From the data that follows, copy every line holding the string "title".
##############################
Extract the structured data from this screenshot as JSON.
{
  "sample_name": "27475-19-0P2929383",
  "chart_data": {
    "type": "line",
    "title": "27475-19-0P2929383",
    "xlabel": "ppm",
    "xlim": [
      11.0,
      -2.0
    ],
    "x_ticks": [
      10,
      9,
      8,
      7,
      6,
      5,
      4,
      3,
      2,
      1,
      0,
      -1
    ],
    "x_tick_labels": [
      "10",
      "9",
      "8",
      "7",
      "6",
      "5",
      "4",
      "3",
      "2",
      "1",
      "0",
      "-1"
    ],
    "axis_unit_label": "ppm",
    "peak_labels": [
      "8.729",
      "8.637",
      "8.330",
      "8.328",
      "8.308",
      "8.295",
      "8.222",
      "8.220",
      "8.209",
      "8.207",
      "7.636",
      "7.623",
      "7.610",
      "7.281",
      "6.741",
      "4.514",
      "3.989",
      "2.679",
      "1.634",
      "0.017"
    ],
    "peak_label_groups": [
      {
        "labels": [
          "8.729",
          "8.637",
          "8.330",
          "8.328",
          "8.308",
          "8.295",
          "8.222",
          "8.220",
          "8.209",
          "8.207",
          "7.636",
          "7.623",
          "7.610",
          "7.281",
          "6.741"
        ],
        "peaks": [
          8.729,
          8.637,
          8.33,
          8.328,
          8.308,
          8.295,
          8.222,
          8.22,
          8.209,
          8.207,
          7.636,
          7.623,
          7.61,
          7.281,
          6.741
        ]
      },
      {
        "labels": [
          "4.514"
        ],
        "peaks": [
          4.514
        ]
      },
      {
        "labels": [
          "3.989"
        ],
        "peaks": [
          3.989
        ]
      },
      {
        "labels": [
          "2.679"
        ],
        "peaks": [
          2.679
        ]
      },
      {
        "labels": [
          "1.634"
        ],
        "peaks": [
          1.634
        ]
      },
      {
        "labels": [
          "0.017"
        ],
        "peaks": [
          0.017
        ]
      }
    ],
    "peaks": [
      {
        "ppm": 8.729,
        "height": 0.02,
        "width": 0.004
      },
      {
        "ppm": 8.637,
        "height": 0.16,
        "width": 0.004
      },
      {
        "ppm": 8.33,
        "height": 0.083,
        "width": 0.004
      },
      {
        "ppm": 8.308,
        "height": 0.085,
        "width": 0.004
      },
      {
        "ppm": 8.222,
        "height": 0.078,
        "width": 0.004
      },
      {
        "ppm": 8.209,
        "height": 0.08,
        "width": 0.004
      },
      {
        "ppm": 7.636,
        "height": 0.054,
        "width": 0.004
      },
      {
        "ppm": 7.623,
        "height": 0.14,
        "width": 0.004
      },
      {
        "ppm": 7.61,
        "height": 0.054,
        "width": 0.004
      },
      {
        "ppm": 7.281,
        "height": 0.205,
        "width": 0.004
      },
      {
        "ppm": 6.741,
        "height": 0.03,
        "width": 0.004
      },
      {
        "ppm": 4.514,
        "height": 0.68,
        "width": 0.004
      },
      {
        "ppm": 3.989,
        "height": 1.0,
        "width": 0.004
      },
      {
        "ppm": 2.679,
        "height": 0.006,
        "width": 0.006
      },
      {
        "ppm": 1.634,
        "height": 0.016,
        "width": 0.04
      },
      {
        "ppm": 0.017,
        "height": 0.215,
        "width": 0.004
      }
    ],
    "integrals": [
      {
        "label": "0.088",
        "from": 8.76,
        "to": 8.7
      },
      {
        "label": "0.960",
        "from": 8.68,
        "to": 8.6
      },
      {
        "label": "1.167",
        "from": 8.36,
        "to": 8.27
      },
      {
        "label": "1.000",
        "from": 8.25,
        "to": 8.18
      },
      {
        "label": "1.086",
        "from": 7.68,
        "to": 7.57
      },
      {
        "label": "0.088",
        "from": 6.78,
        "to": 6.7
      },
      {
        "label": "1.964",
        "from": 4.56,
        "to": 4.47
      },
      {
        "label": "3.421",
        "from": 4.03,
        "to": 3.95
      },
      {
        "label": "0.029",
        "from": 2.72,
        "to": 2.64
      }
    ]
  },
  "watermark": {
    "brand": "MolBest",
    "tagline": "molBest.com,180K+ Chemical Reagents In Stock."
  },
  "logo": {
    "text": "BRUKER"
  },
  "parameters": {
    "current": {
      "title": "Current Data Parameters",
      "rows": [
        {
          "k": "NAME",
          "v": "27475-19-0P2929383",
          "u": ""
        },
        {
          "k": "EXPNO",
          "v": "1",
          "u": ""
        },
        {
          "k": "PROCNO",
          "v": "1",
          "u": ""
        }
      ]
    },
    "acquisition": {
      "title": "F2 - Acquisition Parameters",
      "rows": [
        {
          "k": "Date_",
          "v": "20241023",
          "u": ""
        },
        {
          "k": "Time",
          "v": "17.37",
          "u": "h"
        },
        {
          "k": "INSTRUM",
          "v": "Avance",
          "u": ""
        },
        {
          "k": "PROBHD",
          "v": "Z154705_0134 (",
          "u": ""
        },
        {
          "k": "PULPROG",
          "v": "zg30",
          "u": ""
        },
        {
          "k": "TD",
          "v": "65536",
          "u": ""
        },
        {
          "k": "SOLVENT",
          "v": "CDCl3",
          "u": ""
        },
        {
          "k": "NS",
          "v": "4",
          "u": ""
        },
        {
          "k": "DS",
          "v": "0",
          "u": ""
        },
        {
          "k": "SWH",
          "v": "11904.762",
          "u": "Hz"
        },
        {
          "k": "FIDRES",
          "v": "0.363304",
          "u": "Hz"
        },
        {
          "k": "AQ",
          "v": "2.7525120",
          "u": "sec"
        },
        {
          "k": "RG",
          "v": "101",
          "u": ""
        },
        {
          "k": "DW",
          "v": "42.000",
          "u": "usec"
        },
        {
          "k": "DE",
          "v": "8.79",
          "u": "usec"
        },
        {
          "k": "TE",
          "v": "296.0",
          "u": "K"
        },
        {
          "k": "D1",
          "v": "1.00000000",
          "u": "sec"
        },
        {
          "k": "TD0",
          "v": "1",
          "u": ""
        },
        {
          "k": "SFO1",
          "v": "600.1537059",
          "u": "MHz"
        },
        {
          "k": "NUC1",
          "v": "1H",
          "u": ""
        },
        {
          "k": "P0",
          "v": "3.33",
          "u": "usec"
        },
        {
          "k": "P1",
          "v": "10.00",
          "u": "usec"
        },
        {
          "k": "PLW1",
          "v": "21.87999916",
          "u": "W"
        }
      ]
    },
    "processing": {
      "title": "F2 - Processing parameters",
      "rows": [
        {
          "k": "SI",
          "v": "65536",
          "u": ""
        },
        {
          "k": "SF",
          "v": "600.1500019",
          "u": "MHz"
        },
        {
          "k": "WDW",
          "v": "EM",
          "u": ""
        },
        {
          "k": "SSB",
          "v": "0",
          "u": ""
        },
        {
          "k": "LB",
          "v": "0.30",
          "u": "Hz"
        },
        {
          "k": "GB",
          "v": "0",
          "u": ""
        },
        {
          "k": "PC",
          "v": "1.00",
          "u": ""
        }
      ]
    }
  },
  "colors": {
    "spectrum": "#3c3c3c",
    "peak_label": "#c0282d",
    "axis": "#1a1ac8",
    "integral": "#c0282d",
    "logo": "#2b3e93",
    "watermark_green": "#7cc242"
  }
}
##############################
Answer for this exercise.
    "title": "27475-19-0P2929383",
      "title": "Current Data Parameters",
      "title": "F2 - Acquisition Parameters",
      "title": "F2 - Processing parameters",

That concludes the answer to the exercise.